Task goal :: Locate each line in the records containing "CARMA". Copy it.
======== Extracted data
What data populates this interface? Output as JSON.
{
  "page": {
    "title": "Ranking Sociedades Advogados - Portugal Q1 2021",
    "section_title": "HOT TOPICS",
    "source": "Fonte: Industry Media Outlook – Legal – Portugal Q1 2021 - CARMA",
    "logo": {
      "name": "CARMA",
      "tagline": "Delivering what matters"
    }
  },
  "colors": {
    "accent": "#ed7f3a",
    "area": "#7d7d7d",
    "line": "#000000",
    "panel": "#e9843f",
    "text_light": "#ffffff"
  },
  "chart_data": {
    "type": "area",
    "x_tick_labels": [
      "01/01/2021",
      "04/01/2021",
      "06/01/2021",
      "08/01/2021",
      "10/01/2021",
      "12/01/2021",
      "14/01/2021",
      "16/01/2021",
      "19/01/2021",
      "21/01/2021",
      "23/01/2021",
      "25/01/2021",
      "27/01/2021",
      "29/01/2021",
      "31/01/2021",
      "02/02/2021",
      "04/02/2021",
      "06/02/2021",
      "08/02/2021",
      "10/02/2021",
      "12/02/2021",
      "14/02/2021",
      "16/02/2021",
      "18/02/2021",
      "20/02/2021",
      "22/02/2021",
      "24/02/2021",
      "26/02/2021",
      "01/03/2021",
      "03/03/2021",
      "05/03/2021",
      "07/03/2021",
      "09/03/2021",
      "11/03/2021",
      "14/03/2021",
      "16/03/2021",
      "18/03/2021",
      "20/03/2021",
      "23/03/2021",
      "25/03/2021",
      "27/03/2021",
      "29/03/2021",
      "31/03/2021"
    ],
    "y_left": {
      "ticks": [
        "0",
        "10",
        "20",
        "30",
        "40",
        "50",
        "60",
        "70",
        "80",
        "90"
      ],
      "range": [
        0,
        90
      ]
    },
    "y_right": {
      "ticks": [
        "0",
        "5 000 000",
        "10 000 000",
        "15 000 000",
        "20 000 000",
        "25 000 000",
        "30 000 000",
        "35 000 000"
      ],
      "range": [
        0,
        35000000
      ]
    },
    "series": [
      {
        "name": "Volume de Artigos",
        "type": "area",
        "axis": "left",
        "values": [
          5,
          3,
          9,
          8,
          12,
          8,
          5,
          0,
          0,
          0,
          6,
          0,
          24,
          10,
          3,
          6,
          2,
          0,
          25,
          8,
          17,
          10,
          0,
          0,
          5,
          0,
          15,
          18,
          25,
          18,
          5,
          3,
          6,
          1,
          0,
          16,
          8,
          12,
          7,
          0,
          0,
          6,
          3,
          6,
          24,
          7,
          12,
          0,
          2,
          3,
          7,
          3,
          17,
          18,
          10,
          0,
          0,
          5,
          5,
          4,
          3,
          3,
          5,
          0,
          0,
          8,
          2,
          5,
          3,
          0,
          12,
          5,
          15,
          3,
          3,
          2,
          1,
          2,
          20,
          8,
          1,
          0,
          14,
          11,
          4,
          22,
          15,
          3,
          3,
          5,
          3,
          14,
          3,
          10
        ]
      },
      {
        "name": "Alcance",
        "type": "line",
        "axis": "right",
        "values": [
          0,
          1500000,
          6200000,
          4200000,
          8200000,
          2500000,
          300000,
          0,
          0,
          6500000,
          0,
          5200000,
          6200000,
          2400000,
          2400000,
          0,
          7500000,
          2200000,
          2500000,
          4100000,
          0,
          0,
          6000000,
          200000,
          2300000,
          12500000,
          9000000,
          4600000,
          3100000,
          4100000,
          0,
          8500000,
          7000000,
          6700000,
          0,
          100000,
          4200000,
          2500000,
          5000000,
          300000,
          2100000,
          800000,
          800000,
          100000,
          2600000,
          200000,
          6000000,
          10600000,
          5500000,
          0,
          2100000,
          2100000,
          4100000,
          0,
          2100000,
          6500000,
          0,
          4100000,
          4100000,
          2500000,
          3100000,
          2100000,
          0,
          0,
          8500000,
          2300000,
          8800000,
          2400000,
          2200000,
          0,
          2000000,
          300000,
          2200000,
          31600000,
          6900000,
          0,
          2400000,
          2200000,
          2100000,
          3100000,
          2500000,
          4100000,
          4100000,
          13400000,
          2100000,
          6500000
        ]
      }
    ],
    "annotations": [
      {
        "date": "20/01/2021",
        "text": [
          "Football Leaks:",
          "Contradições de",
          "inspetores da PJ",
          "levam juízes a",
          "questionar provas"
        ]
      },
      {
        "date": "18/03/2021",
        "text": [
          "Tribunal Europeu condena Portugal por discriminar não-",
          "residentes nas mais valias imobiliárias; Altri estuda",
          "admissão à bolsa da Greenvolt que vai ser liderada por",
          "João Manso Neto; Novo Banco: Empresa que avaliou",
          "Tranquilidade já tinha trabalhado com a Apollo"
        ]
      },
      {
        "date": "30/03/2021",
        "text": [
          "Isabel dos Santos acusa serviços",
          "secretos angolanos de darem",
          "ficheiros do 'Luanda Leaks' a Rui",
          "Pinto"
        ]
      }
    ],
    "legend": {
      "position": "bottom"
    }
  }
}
================
Completed exercise ::
    "source": "Fonte: Industry Media Outlook – Legal – Portugal Q1 2021 - CARMA",
      "name": "CARMA",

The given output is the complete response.